## What to do
Show each line from the listing that includes the word "Residue".

## Stored data
|---|
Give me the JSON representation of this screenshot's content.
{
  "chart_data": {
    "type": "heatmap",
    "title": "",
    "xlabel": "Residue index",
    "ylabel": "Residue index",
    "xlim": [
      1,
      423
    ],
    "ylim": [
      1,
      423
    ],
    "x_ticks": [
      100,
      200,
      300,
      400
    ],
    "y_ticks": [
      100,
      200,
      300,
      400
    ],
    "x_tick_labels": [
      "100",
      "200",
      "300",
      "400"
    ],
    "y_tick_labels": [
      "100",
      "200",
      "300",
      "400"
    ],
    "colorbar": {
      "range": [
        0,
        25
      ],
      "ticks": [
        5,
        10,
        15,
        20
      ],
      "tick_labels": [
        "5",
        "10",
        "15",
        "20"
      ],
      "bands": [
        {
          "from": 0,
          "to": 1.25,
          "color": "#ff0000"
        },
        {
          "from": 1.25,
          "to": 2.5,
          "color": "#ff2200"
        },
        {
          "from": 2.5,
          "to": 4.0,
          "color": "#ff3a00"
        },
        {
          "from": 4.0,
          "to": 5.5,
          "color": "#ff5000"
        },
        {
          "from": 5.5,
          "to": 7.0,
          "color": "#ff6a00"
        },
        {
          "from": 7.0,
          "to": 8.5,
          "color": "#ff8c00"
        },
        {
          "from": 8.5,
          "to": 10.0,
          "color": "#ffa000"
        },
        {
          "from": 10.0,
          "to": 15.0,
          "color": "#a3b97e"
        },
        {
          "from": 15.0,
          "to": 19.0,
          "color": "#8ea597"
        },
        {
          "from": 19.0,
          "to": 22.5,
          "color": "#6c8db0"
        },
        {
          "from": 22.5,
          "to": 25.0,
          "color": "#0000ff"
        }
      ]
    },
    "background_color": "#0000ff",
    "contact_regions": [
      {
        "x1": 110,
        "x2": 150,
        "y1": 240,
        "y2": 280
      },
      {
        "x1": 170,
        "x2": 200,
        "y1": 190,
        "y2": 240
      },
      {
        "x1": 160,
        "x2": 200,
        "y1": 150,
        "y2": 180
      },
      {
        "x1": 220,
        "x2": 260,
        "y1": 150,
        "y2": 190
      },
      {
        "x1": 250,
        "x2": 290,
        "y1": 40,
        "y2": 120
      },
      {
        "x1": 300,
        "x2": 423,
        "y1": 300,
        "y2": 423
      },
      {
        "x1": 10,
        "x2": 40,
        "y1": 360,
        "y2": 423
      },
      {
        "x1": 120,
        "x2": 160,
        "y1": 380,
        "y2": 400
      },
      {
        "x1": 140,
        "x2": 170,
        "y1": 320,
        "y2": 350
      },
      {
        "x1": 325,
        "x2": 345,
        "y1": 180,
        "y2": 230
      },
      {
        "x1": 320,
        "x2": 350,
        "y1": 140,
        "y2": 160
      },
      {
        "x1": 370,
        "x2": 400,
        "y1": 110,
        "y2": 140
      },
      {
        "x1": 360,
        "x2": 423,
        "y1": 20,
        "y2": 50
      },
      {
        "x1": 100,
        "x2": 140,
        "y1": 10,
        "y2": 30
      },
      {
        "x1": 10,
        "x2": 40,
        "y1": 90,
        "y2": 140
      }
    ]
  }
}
|---|
## Task answer
    "xlabel": "Residue index",
    "ylabel": "Residue index",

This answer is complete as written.